### WHAT YOU HAVE TO DO
Write out the material exactly, without any of its pictures.

### PROVIDED ENTRIES
* begin *

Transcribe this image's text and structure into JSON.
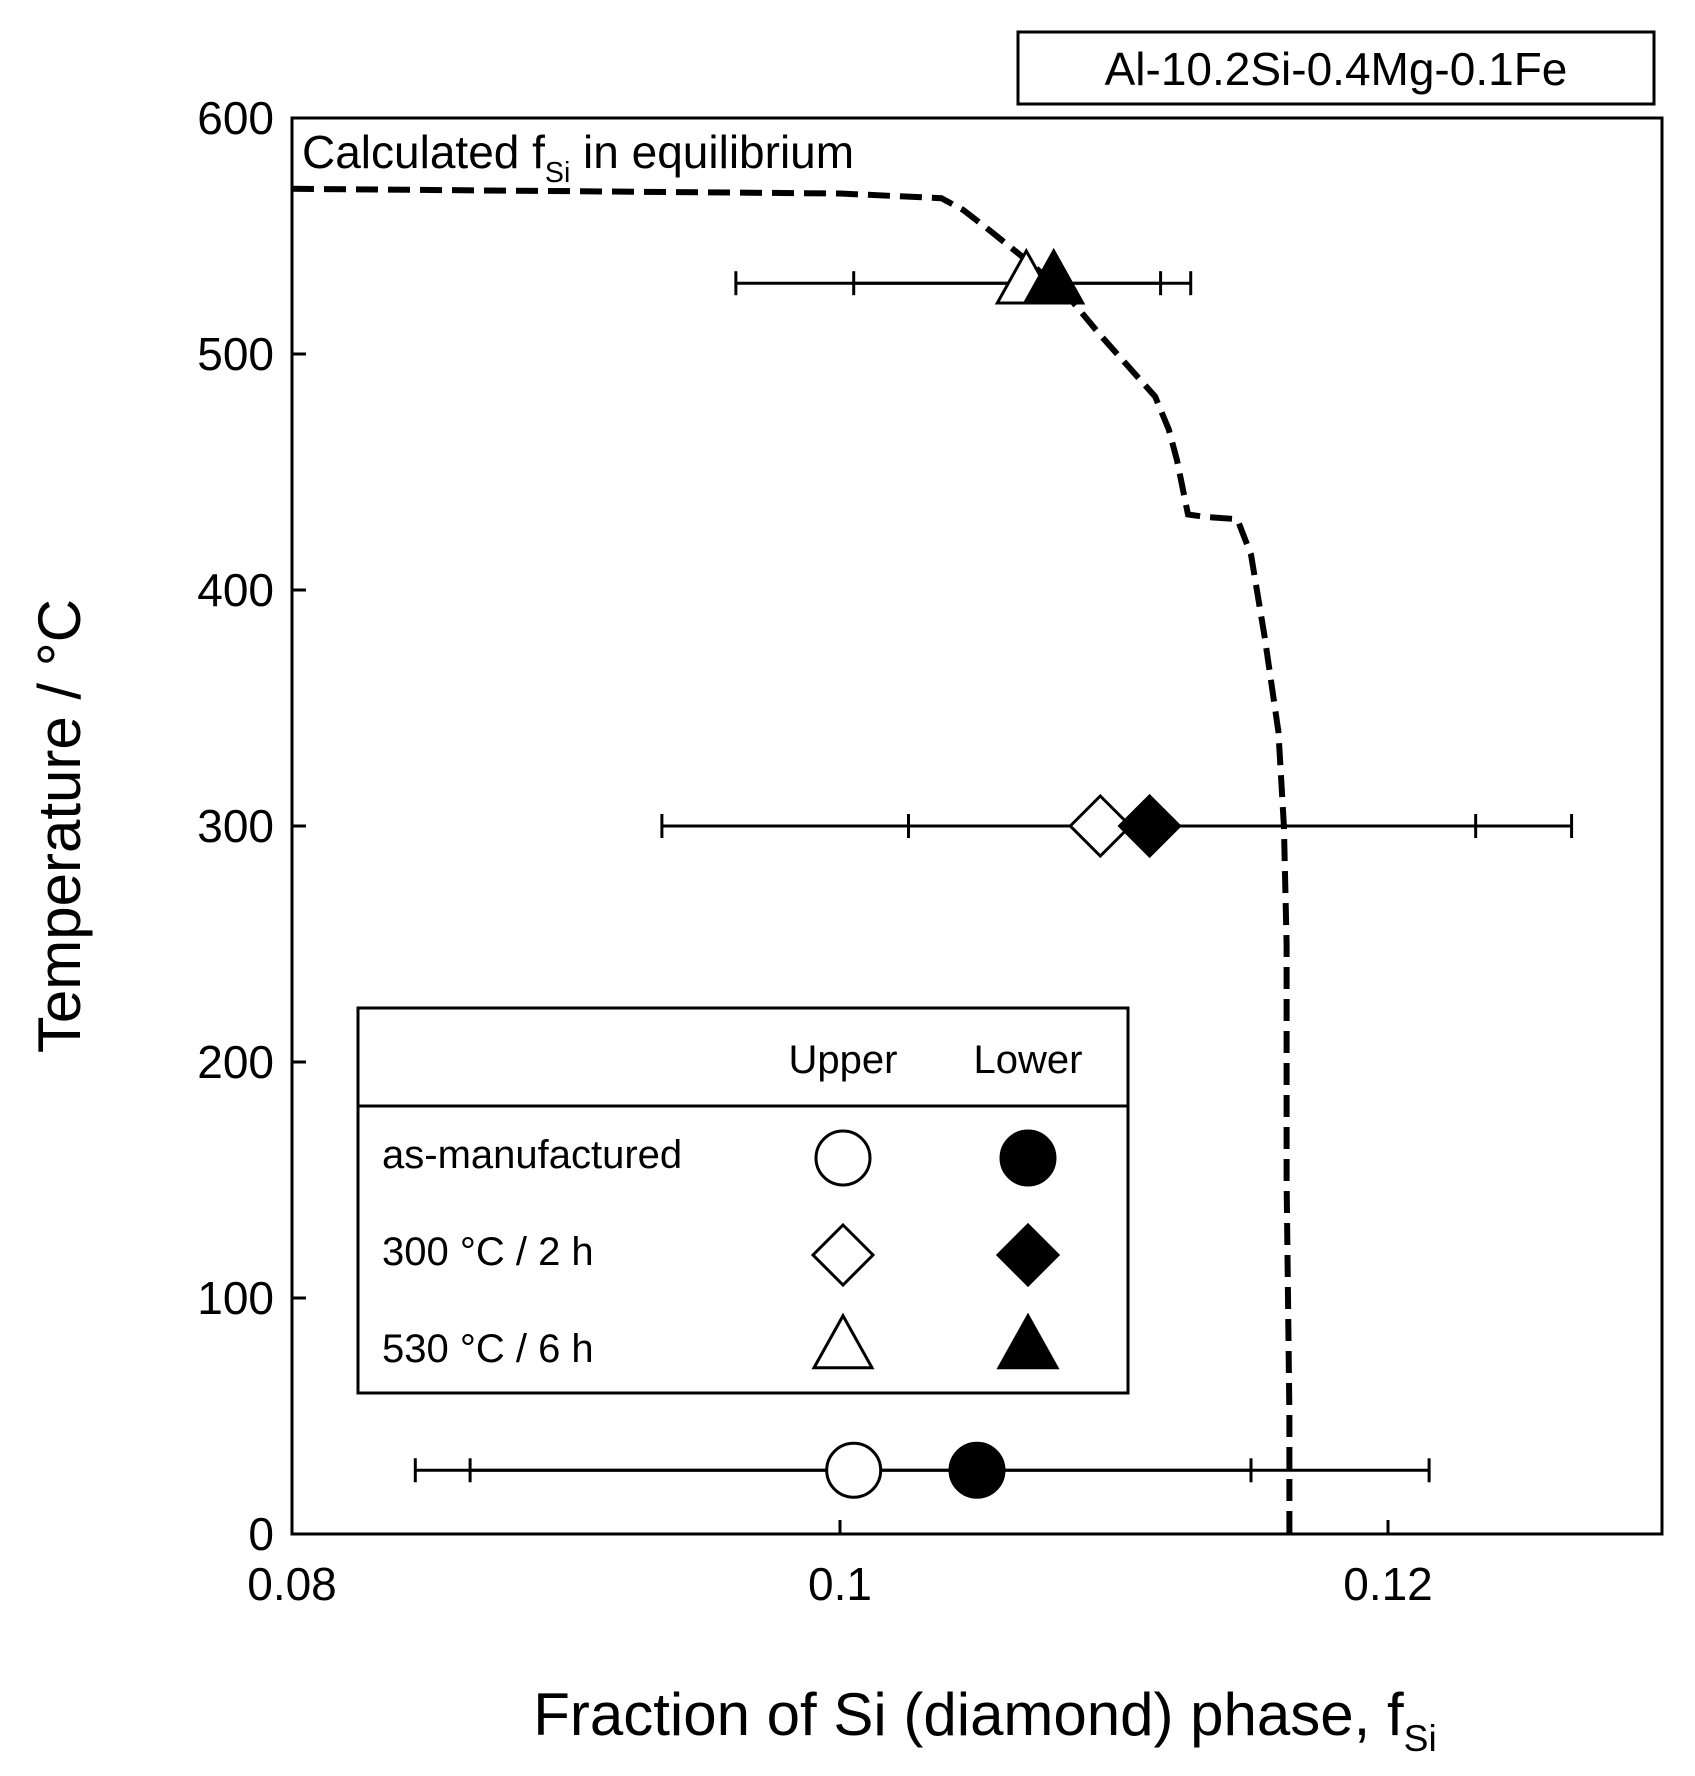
{
  "chart_data": {
    "type": "scatter",
    "alloy_label": "Al-10.2Si-0.4Mg-0.1Fe",
    "xlabel_main": "Fraction of Si (diamond) phase, f",
    "xlabel_sub": "Si",
    "ylabel": "Temperature / °C",
    "xlim": [
      0.08,
      0.13
    ],
    "ylim": [
      0,
      600
    ],
    "x_ticks": [
      "0.08",
      "0.1",
      "0.12"
    ],
    "x_tick_values": [
      0.08,
      0.1,
      0.12
    ],
    "y_ticks": [
      "0",
      "100",
      "200",
      "300",
      "400",
      "500",
      "600"
    ],
    "y_tick_values": [
      0,
      100,
      200,
      300,
      400,
      500,
      600
    ],
    "curve_label_main": "Calculated f",
    "curve_label_sub": "Si",
    "curve_label_tail": " in equilibrium",
    "equilibrium_curve": {
      "x": [
        0.08,
        0.1,
        0.1037,
        0.1045,
        0.1055,
        0.107,
        0.1085,
        0.1095,
        0.1105,
        0.1115,
        0.112,
        0.1123,
        0.1127,
        0.1133,
        0.1145,
        0.115,
        0.1155,
        0.116,
        0.1162,
        0.1163,
        0.1163,
        0.1164,
        0.1164
      ],
      "y": [
        570,
        568,
        566,
        561,
        552,
        538,
        522,
        508,
        495,
        482,
        468,
        455,
        432,
        431,
        430,
        415,
        380,
        340,
        300,
        250,
        150,
        50,
        0
      ]
    },
    "legend": {
      "header_upper": "Upper",
      "header_lower": "Lower",
      "rows": [
        {
          "label": "as-manufactured",
          "marker": "circle"
        },
        {
          "label": "300 °C / 2 h",
          "marker": "diamond"
        },
        {
          "label": "530 °C / 6 h",
          "marker": "triangle"
        }
      ]
    },
    "series": [
      {
        "name": "as-manufactured",
        "marker": "circle",
        "y": 27,
        "upper": {
          "x": 0.1005,
          "err": [
            0.0865,
            0.115
          ]
        },
        "lower": {
          "x": 0.105,
          "err": [
            0.0845,
            0.1215
          ]
        }
      },
      {
        "name": "300 °C / 2 h",
        "marker": "diamond",
        "y": 300,
        "upper": {
          "x": 0.1095,
          "err": [
            0.1025,
            0.1232
          ]
        },
        "lower": {
          "x": 0.1113,
          "err": [
            0.0935,
            0.1267
          ]
        }
      },
      {
        "name": "530 °C / 6 h",
        "marker": "triangle",
        "y": 530,
        "upper": {
          "x": 0.1068,
          "err": [
            0.1005,
            0.1117
          ]
        },
        "lower": {
          "x": 0.1078,
          "err": [
            0.0962,
            0.1128
          ]
        }
      }
    ]
  }
}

* end *

### RESULT OF THE TASK
Transcribe this image's text and structure into JSON.
{
  "chart_data": {
    "type": "scatter",
    "alloy_label": "Al-10.2Si-0.4Mg-0.1Fe",
    "xlabel_main": "Fraction of Si (diamond) phase, f",
    "xlabel_sub": "Si",
    "ylabel": "Temperature / °C",
    "xlim": [
      0.08,
      0.13
    ],
    "ylim": [
      0,
      600
    ],
    "x_ticks": [
      "0.08",
      "0.1",
      "0.12"
    ],
    "x_tick_values": [
      0.08,
      0.1,
      0.12
    ],
    "y_ticks": [
      "0",
      "100",
      "200",
      "300",
      "400",
      "500",
      "600"
    ],
    "y_tick_values": [
      0,
      100,
      200,
      300,
      400,
      500,
      600
    ],
    "curve_label_main": "Calculated f",
    "curve_label_sub": "Si",
    "curve_label_tail": " in equilibrium",
    "equilibrium_curve": {
      "x": [
        0.08,
        0.1,
        0.1037,
        0.1045,
        0.1055,
        0.107,
        0.1085,
        0.1095,
        0.1105,
        0.1115,
        0.112,
        0.1123,
        0.1127,
        0.1133,
        0.1145,
        0.115,
        0.1155,
        0.116,
        0.1162,
        0.1163,
        0.1163,
        0.1164,
        0.1164
      ],
      "y": [
        570,
        568,
        566,
        561,
        552,
        538,
        522,
        508,
        495,
        482,
        468,
        455,
        432,
        431,
        430,
        415,
        380,
        340,
        300,
        250,
        150,
        50,
        0
      ]
    },
    "legend": {
      "header_upper": "Upper",
      "header_lower": "Lower",
      "rows": [
        {
          "label": "as-manufactured",
          "marker": "circle"
        },
        {
          "label": "300 °C / 2 h",
          "marker": "diamond"
        },
        {
          "label": "530 °C / 6 h",
          "marker": "triangle"
        }
      ]
    },
    "series": [
      {
        "name": "as-manufactured",
        "marker": "circle",
        "y": 27,
        "upper": {
          "x": 0.1005,
          "err": [
            0.0865,
            0.115
          ]
        },
        "lower": {
          "x": 0.105,
          "err": [
            0.0845,
            0.1215
          ]
        }
      },
      {
        "name": "300 °C / 2 h",
        "marker": "diamond",
        "y": 300,
        "upper": {
          "x": 0.1095,
          "err": [
            0.1025,
            0.1232
          ]
        },
        "lower": {
          "x": 0.1113,
          "err": [
            0.0935,
            0.1267
          ]
        }
      },
      {
        "name": "530 °C / 6 h",
        "marker": "triangle",
        "y": 530,
        "upper": {
          "x": 0.1068,
          "err": [
            0.1005,
            0.1117
          ]
        },
        "lower": {
          "x": 0.1078,
          "err": [
            0.0962,
            0.1128
          ]
        }
      }
    ]
  }
}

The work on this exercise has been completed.